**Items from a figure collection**

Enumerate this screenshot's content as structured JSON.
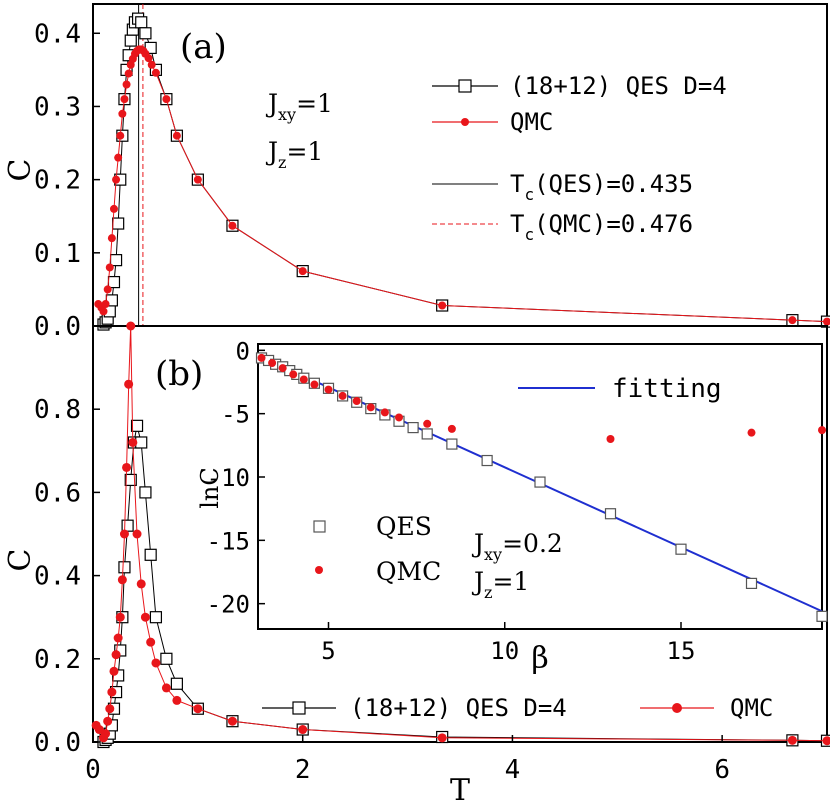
{
  "chart_data": [
    {
      "type": "line",
      "panel_label": "(a)",
      "xlim": [
        0,
        7
      ],
      "ylim": [
        0,
        0.44
      ],
      "ylabel": "C",
      "yticks": [
        "0.0",
        "0.1",
        "0.2",
        "0.3",
        "0.4"
      ],
      "yticks_values": [
        0,
        0.1,
        0.2,
        0.3,
        0.4
      ],
      "annotations": {
        "jxy_main": "J",
        "jxy_sub": "xy",
        "jxy_val": "=1",
        "jz_main": "J",
        "jz_sub": "z",
        "jz_val": "=1"
      },
      "legend": {
        "qes": "(18+12) QES D=4",
        "qmc": "QMC",
        "tc_qes_main": "T",
        "tc_qes_sub": "c",
        "tc_qes_val": "(QES)=0.435",
        "tc_qmc_main": "T",
        "tc_qmc_sub": "c",
        "tc_qmc_val": "(QMC)=0.476"
      },
      "vlines": {
        "tc_qes": 0.435,
        "tc_qmc": 0.476
      },
      "series": [
        {
          "key": "qes",
          "color": "#000000",
          "marker": "square",
          "x": [
            0.1,
            0.12,
            0.14,
            0.16,
            0.18,
            0.2,
            0.22,
            0.24,
            0.26,
            0.28,
            0.3,
            0.32,
            0.34,
            0.36,
            0.38,
            0.4,
            0.43,
            0.46,
            0.5,
            0.55,
            0.6,
            0.7,
            0.8,
            1.0,
            1.33,
            2.0,
            3.33,
            6.67,
            7.0
          ],
          "y": [
            0.002,
            0.005,
            0.01,
            0.02,
            0.035,
            0.06,
            0.09,
            0.14,
            0.2,
            0.26,
            0.31,
            0.35,
            0.37,
            0.39,
            0.405,
            0.415,
            0.42,
            0.415,
            0.4,
            0.38,
            0.35,
            0.31,
            0.26,
            0.2,
            0.137,
            0.075,
            0.028,
            0.008,
            0.006
          ]
        },
        {
          "key": "qmc",
          "color": "#e8161b",
          "marker": "dot",
          "x": [
            0.05,
            0.08,
            0.1,
            0.12,
            0.14,
            0.16,
            0.18,
            0.2,
            0.22,
            0.24,
            0.26,
            0.28,
            0.3,
            0.32,
            0.34,
            0.36,
            0.38,
            0.4,
            0.42,
            0.44,
            0.46,
            0.48,
            0.5,
            0.53,
            0.56,
            0.6,
            0.7,
            0.8,
            1.0,
            1.33,
            2.0,
            3.33,
            6.67,
            7.0
          ],
          "y": [
            0.03,
            0.025,
            0.02,
            0.03,
            0.05,
            0.08,
            0.12,
            0.16,
            0.2,
            0.23,
            0.26,
            0.29,
            0.31,
            0.33,
            0.345,
            0.357,
            0.365,
            0.372,
            0.376,
            0.378,
            0.378,
            0.376,
            0.372,
            0.366,
            0.357,
            0.346,
            0.31,
            0.26,
            0.2,
            0.137,
            0.075,
            0.028,
            0.008,
            0.006
          ]
        }
      ]
    },
    {
      "type": "line",
      "panel_label": "(b)",
      "xlim": [
        0,
        7
      ],
      "ylim": [
        0,
        1.0
      ],
      "xlabel": "T",
      "ylabel": "C",
      "xticks": [
        "0",
        "2",
        "4",
        "6"
      ],
      "xticks_values": [
        0,
        2,
        4,
        6
      ],
      "yticks": [
        "0.0",
        "0.2",
        "0.4",
        "0.6",
        "0.8"
      ],
      "yticks_values": [
        0,
        0.2,
        0.4,
        0.6,
        0.8
      ],
      "legend": {
        "qes": "(18+12) QES D=4",
        "qmc": "QMC"
      },
      "series": [
        {
          "key": "qes",
          "color": "#000000",
          "marker": "square",
          "x": [
            0.1,
            0.12,
            0.14,
            0.16,
            0.18,
            0.2,
            0.22,
            0.24,
            0.26,
            0.28,
            0.3,
            0.33,
            0.36,
            0.39,
            0.42,
            0.46,
            0.5,
            0.55,
            0.6,
            0.7,
            0.8,
            1.0,
            1.33,
            2.0,
            3.33,
            6.67,
            7.0
          ],
          "y": [
            0.0,
            0.005,
            0.01,
            0.02,
            0.04,
            0.08,
            0.12,
            0.16,
            0.22,
            0.3,
            0.42,
            0.52,
            0.63,
            0.72,
            0.76,
            0.72,
            0.6,
            0.45,
            0.3,
            0.2,
            0.14,
            0.08,
            0.05,
            0.03,
            0.012,
            0.004,
            0.003
          ]
        },
        {
          "key": "qmc",
          "color": "#e8161b",
          "marker": "dot",
          "x": [
            0.03,
            0.06,
            0.1,
            0.12,
            0.14,
            0.16,
            0.18,
            0.2,
            0.22,
            0.24,
            0.26,
            0.28,
            0.3,
            0.32,
            0.34,
            0.36,
            0.38,
            0.42,
            0.46,
            0.5,
            0.55,
            0.6,
            0.7,
            0.8,
            1.0,
            1.33,
            2.0,
            3.33,
            6.67,
            7.0
          ],
          "y": [
            0.04,
            0.03,
            0.01,
            0.02,
            0.05,
            0.08,
            0.12,
            0.17,
            0.21,
            0.25,
            0.3,
            0.39,
            0.5,
            0.66,
            0.86,
            1.0,
            0.72,
            0.5,
            0.38,
            0.3,
            0.24,
            0.19,
            0.13,
            0.1,
            0.08,
            0.05,
            0.03,
            0.01,
            0.004,
            0.003
          ]
        }
      ]
    },
    {
      "type": "scatter",
      "inset": true,
      "xlim": [
        3,
        19
      ],
      "ylim": [
        -22,
        0.5
      ],
      "xlabel": "β",
      "ylabel": "lnC",
      "xticks": [
        "5",
        "10",
        "15"
      ],
      "xticks_values": [
        5,
        10,
        15
      ],
      "yticks": [
        "0",
        "-5",
        "-10",
        "-15",
        "-20"
      ],
      "yticks_values": [
        0,
        -5,
        -10,
        -15,
        -20
      ],
      "legend": {
        "fitting": "fitting",
        "qes": "QES",
        "qmc": "QMC"
      },
      "annotations": {
        "jxy_main": "J",
        "jxy_sub": "xy",
        "jxy_val": "=0.2",
        "jz_main": "J",
        "jz_sub": "z",
        "jz_val": "=1"
      },
      "fit_line": {
        "color": "#1f2fd0",
        "x": [
          3,
          19
        ],
        "y": [
          -0.4,
          -20.6
        ]
      },
      "series": [
        {
          "key": "qes",
          "color": "#555555",
          "marker": "square",
          "x": [
            3.1,
            3.3,
            3.5,
            3.7,
            3.9,
            4.1,
            4.3,
            4.6,
            5.0,
            5.4,
            5.8,
            6.2,
            6.6,
            7.0,
            7.4,
            7.8,
            8.5,
            9.5,
            11.0,
            13.0,
            15.0,
            17.0,
            19.0
          ],
          "y": [
            -0.6,
            -0.8,
            -1.1,
            -1.3,
            -1.6,
            -1.9,
            -2.2,
            -2.6,
            -3.0,
            -3.6,
            -4.1,
            -4.6,
            -5.1,
            -5.6,
            -6.1,
            -6.6,
            -7.4,
            -8.7,
            -10.4,
            -12.9,
            -15.7,
            -18.4,
            -21.0
          ]
        },
        {
          "key": "qmc",
          "color": "#e8161b",
          "marker": "dot",
          "x": [
            3.1,
            3.4,
            3.7,
            4.0,
            4.3,
            4.6,
            5.0,
            5.4,
            5.8,
            6.2,
            6.6,
            7.0,
            7.8,
            8.5,
            13.0,
            17.0,
            19.0
          ],
          "y": [
            -0.6,
            -1.0,
            -1.4,
            -1.9,
            -2.3,
            -2.7,
            -3.1,
            -3.6,
            -4.0,
            -4.5,
            -4.9,
            -5.3,
            -5.8,
            -6.2,
            -7.0,
            -6.5,
            -6.3
          ]
        }
      ]
    }
  ]
}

**OBJECTIVE**
Set down every entry word for word, but omit the pictures.

**SOLVED EXERCISE**
Enumerate this screenshot's content as structured JSON.
{
  "chart_data": [
    {
      "type": "line",
      "panel_label": "(a)",
      "xlim": [
        0,
        7
      ],
      "ylim": [
        0,
        0.44
      ],
      "ylabel": "C",
      "yticks": [
        "0.0",
        "0.1",
        "0.2",
        "0.3",
        "0.4"
      ],
      "yticks_values": [
        0,
        0.1,
        0.2,
        0.3,
        0.4
      ],
      "annotations": {
        "jxy_main": "J",
        "jxy_sub": "xy",
        "jxy_val": "=1",
        "jz_main": "J",
        "jz_sub": "z",
        "jz_val": "=1"
      },
      "legend": {
        "qes": "(18+12) QES D=4",
        "qmc": "QMC",
        "tc_qes_main": "T",
        "tc_qes_sub": "c",
        "tc_qes_val": "(QES)=0.435",
        "tc_qmc_main": "T",
        "tc_qmc_sub": "c",
        "tc_qmc_val": "(QMC)=0.476"
      },
      "vlines": {
        "tc_qes": 0.435,
        "tc_qmc": 0.476
      },
      "series": [
        {
          "key": "qes",
          "color": "#000000",
          "marker": "square",
          "x": [
            0.1,
            0.12,
            0.14,
            0.16,
            0.18,
            0.2,
            0.22,
            0.24,
            0.26,
            0.28,
            0.3,
            0.32,
            0.34,
            0.36,
            0.38,
            0.4,
            0.43,
            0.46,
            0.5,
            0.55,
            0.6,
            0.7,
            0.8,
            1.0,
            1.33,
            2.0,
            3.33,
            6.67,
            7.0
          ],
          "y": [
            0.002,
            0.005,
            0.01,
            0.02,
            0.035,
            0.06,
            0.09,
            0.14,
            0.2,
            0.26,
            0.31,
            0.35,
            0.37,
            0.39,
            0.405,
            0.415,
            0.42,
            0.415,
            0.4,
            0.38,
            0.35,
            0.31,
            0.26,
            0.2,
            0.137,
            0.075,
            0.028,
            0.008,
            0.006
          ]
        },
        {
          "key": "qmc",
          "color": "#e8161b",
          "marker": "dot",
          "x": [
            0.05,
            0.08,
            0.1,
            0.12,
            0.14,
            0.16,
            0.18,
            0.2,
            0.22,
            0.24,
            0.26,
            0.28,
            0.3,
            0.32,
            0.34,
            0.36,
            0.38,
            0.4,
            0.42,
            0.44,
            0.46,
            0.48,
            0.5,
            0.53,
            0.56,
            0.6,
            0.7,
            0.8,
            1.0,
            1.33,
            2.0,
            3.33,
            6.67,
            7.0
          ],
          "y": [
            0.03,
            0.025,
            0.02,
            0.03,
            0.05,
            0.08,
            0.12,
            0.16,
            0.2,
            0.23,
            0.26,
            0.29,
            0.31,
            0.33,
            0.345,
            0.357,
            0.365,
            0.372,
            0.376,
            0.378,
            0.378,
            0.376,
            0.372,
            0.366,
            0.357,
            0.346,
            0.31,
            0.26,
            0.2,
            0.137,
            0.075,
            0.028,
            0.008,
            0.006
          ]
        }
      ]
    },
    {
      "type": "line",
      "panel_label": "(b)",
      "xlim": [
        0,
        7
      ],
      "ylim": [
        0,
        1.0
      ],
      "xlabel": "T",
      "ylabel": "C",
      "xticks": [
        "0",
        "2",
        "4",
        "6"
      ],
      "xticks_values": [
        0,
        2,
        4,
        6
      ],
      "yticks": [
        "0.0",
        "0.2",
        "0.4",
        "0.6",
        "0.8"
      ],
      "yticks_values": [
        0,
        0.2,
        0.4,
        0.6,
        0.8
      ],
      "legend": {
        "qes": "(18+12) QES D=4",
        "qmc": "QMC"
      },
      "series": [
        {
          "key": "qes",
          "color": "#000000",
          "marker": "square",
          "x": [
            0.1,
            0.12,
            0.14,
            0.16,
            0.18,
            0.2,
            0.22,
            0.24,
            0.26,
            0.28,
            0.3,
            0.33,
            0.36,
            0.39,
            0.42,
            0.46,
            0.5,
            0.55,
            0.6,
            0.7,
            0.8,
            1.0,
            1.33,
            2.0,
            3.33,
            6.67,
            7.0
          ],
          "y": [
            0.0,
            0.005,
            0.01,
            0.02,
            0.04,
            0.08,
            0.12,
            0.16,
            0.22,
            0.3,
            0.42,
            0.52,
            0.63,
            0.72,
            0.76,
            0.72,
            0.6,
            0.45,
            0.3,
            0.2,
            0.14,
            0.08,
            0.05,
            0.03,
            0.012,
            0.004,
            0.003
          ]
        },
        {
          "key": "qmc",
          "color": "#e8161b",
          "marker": "dot",
          "x": [
            0.03,
            0.06,
            0.1,
            0.12,
            0.14,
            0.16,
            0.18,
            0.2,
            0.22,
            0.24,
            0.26,
            0.28,
            0.3,
            0.32,
            0.34,
            0.36,
            0.38,
            0.42,
            0.46,
            0.5,
            0.55,
            0.6,
            0.7,
            0.8,
            1.0,
            1.33,
            2.0,
            3.33,
            6.67,
            7.0
          ],
          "y": [
            0.04,
            0.03,
            0.01,
            0.02,
            0.05,
            0.08,
            0.12,
            0.17,
            0.21,
            0.25,
            0.3,
            0.39,
            0.5,
            0.66,
            0.86,
            1.0,
            0.72,
            0.5,
            0.38,
            0.3,
            0.24,
            0.19,
            0.13,
            0.1,
            0.08,
            0.05,
            0.03,
            0.01,
            0.004,
            0.003
          ]
        }
      ]
    },
    {
      "type": "scatter",
      "inset": true,
      "xlim": [
        3,
        19
      ],
      "ylim": [
        -22,
        0.5
      ],
      "xlabel": "β",
      "ylabel": "lnC",
      "xticks": [
        "5",
        "10",
        "15"
      ],
      "xticks_values": [
        5,
        10,
        15
      ],
      "yticks": [
        "0",
        "-5",
        "-10",
        "-15",
        "-20"
      ],
      "yticks_values": [
        0,
        -5,
        -10,
        -15,
        -20
      ],
      "legend": {
        "fitting": "fitting",
        "qes": "QES",
        "qmc": "QMC"
      },
      "annotations": {
        "jxy_main": "J",
        "jxy_sub": "xy",
        "jxy_val": "=0.2",
        "jz_main": "J",
        "jz_sub": "z",
        "jz_val": "=1"
      },
      "fit_line": {
        "color": "#1f2fd0",
        "x": [
          3,
          19
        ],
        "y": [
          -0.4,
          -20.6
        ]
      },
      "series": [
        {
          "key": "qes",
          "color": "#555555",
          "marker": "square",
          "x": [
            3.1,
            3.3,
            3.5,
            3.7,
            3.9,
            4.1,
            4.3,
            4.6,
            5.0,
            5.4,
            5.8,
            6.2,
            6.6,
            7.0,
            7.4,
            7.8,
            8.5,
            9.5,
            11.0,
            13.0,
            15.0,
            17.0,
            19.0
          ],
          "y": [
            -0.6,
            -0.8,
            -1.1,
            -1.3,
            -1.6,
            -1.9,
            -2.2,
            -2.6,
            -3.0,
            -3.6,
            -4.1,
            -4.6,
            -5.1,
            -5.6,
            -6.1,
            -6.6,
            -7.4,
            -8.7,
            -10.4,
            -12.9,
            -15.7,
            -18.4,
            -21.0
          ]
        },
        {
          "key": "qmc",
          "color": "#e8161b",
          "marker": "dot",
          "x": [
            3.1,
            3.4,
            3.7,
            4.0,
            4.3,
            4.6,
            5.0,
            5.4,
            5.8,
            6.2,
            6.6,
            7.0,
            7.8,
            8.5,
            13.0,
            17.0,
            19.0
          ],
          "y": [
            -0.6,
            -1.0,
            -1.4,
            -1.9,
            -2.3,
            -2.7,
            -3.1,
            -3.6,
            -4.0,
            -4.5,
            -4.9,
            -5.3,
            -5.8,
            -6.2,
            -7.0,
            -6.5,
            -6.3
          ]
        }
      ]
    }
  ]
}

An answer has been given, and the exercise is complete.